Data excerpts:
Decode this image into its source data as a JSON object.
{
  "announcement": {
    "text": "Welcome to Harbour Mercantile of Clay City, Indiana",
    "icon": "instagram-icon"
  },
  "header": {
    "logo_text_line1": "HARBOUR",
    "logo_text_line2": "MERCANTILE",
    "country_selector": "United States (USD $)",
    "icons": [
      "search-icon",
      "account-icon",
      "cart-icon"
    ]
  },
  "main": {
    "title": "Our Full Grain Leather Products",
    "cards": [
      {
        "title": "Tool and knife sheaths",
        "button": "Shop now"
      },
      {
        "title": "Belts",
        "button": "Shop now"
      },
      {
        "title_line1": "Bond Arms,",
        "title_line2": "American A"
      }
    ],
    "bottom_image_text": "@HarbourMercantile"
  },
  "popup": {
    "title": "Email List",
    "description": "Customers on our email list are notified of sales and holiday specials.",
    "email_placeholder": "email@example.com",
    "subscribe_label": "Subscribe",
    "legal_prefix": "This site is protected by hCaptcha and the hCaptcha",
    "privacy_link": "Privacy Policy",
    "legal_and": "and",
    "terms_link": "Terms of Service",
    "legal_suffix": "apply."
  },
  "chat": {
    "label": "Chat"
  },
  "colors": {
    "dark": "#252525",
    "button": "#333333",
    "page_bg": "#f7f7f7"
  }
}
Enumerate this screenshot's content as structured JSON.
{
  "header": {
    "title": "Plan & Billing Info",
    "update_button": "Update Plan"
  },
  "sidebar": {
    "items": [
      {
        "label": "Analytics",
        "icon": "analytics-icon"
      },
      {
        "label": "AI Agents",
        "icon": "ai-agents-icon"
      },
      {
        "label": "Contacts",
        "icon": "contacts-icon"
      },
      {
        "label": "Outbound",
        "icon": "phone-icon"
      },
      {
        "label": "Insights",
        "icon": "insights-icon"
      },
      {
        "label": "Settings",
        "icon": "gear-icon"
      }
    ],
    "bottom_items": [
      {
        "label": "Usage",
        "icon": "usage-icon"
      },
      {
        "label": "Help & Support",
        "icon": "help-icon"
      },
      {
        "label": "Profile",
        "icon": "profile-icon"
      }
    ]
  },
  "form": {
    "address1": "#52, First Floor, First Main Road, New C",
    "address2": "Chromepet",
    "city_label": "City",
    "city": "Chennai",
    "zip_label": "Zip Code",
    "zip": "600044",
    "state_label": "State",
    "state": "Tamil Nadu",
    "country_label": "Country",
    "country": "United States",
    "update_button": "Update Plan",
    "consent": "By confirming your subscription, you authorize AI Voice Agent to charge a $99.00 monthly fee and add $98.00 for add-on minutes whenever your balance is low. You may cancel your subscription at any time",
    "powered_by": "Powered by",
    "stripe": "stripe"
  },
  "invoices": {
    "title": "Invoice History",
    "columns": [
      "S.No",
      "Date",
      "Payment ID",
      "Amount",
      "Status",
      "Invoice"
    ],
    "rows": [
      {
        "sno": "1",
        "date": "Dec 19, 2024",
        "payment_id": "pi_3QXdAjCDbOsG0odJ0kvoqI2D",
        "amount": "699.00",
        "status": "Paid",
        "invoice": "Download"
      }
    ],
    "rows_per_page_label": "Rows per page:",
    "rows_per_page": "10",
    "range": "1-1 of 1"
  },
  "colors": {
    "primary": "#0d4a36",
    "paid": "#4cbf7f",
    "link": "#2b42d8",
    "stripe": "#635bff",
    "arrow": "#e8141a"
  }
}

* _WHAT IS EXPECTED_
In the records above, how many lines contain the word "Update"? Give the number alone.

* _WORKED ANSWER_
2